§ **Task prompt**: Please update the lines starting at the one containing "colorbar-tick-label: 0.62 (408, 669, 440, 686)" and ending at the one containing "colorbar-swatch (627, 643, 643, 665)" so that every "colorbar-swatch" becomes "legend-swatch", leaving everything else unchanged. Return only those lines.
** start Data **
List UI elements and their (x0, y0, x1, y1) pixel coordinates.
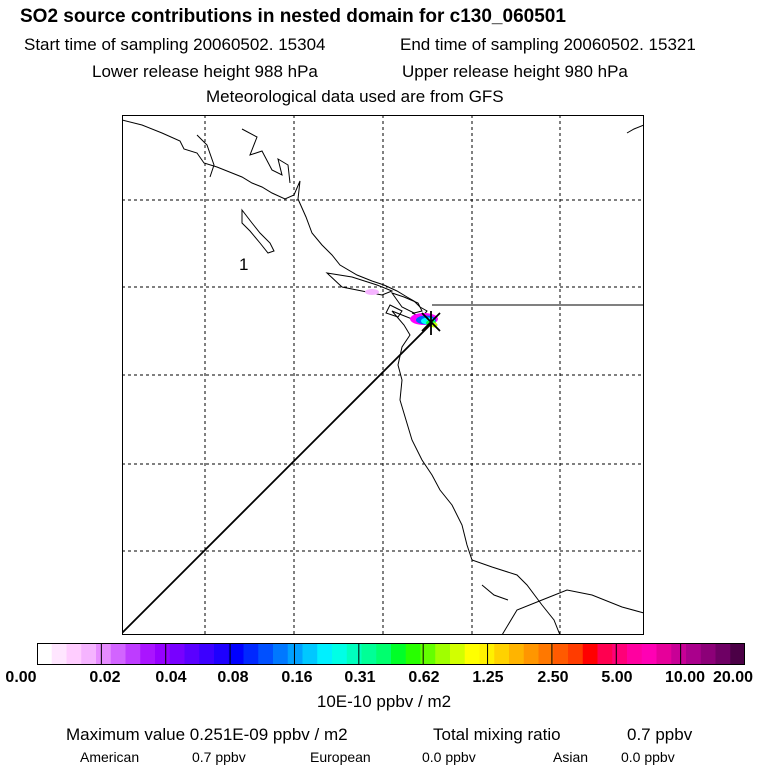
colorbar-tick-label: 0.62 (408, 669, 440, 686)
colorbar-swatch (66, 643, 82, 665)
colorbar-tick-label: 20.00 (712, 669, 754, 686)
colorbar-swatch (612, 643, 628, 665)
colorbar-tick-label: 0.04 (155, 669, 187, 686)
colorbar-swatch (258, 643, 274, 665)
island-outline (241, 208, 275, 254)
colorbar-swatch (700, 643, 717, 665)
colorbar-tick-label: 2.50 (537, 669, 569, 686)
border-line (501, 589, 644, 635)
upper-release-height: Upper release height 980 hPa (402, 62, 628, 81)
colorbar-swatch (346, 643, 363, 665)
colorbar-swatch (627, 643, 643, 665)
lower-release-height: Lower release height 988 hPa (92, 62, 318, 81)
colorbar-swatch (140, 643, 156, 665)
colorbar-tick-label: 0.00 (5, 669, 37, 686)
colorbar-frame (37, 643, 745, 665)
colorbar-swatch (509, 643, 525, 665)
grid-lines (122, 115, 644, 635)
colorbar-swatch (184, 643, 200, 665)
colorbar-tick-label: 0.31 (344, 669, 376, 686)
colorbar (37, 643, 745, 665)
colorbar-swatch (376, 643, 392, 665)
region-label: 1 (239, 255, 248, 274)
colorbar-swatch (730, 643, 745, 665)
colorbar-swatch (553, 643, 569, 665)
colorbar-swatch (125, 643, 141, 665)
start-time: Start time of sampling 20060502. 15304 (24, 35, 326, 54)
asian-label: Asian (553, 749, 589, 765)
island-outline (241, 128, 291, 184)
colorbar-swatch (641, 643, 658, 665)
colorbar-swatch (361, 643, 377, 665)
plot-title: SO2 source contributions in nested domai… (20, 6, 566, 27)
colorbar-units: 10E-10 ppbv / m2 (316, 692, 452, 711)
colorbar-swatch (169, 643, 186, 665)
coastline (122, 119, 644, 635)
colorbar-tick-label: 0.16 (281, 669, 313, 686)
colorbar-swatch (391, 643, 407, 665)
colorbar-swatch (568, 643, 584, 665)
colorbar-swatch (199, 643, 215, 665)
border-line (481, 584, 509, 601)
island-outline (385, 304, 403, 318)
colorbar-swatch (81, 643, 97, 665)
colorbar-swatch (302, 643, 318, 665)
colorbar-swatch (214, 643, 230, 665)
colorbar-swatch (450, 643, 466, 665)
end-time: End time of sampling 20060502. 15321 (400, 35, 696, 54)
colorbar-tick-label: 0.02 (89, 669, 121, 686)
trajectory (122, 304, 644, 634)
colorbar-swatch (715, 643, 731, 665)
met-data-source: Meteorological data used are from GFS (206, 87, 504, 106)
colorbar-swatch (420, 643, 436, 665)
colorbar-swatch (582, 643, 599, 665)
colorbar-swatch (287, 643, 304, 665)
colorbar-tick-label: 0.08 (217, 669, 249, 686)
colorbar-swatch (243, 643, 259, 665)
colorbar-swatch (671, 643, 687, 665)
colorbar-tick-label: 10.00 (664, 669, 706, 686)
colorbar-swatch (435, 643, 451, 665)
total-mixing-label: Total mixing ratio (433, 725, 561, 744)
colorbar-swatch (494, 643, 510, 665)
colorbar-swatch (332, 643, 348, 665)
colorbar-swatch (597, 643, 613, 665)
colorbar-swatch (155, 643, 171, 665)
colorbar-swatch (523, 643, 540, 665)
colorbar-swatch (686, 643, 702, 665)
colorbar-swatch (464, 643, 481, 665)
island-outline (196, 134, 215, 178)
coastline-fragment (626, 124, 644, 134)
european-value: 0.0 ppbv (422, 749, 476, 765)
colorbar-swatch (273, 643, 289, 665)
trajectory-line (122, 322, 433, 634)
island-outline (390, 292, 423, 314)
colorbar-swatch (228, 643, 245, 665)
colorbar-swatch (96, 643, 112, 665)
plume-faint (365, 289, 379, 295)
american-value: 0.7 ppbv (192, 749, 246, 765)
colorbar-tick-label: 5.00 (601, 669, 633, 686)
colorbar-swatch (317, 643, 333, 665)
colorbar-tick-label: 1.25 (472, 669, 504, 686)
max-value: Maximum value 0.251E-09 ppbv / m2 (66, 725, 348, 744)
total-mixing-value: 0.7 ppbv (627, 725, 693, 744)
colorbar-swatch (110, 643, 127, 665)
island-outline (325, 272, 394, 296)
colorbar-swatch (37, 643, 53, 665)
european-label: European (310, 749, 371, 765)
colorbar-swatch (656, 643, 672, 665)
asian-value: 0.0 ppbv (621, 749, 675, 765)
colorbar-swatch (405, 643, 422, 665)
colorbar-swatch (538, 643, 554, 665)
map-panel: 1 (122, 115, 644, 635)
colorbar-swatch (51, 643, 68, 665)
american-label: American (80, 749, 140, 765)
** end Data **
§ **Result below**:
colorbar-tick-label: 0.62 (408, 669, 440, 686)
legend-swatch (66, 643, 82, 665)
colorbar-tick-label: 20.00 (712, 669, 754, 686)
legend-swatch (612, 643, 628, 665)
colorbar-tick-label: 0.04 (155, 669, 187, 686)
legend-swatch (258, 643, 274, 665)
island-outline (241, 208, 275, 254)
legend-swatch (700, 643, 717, 665)
colorbar-tick-label: 2.50 (537, 669, 569, 686)
border-line (501, 589, 644, 635)
upper-release-height: Upper release height 980 hPa (402, 62, 628, 81)
legend-swatch (346, 643, 363, 665)
legend-swatch (627, 643, 643, 665)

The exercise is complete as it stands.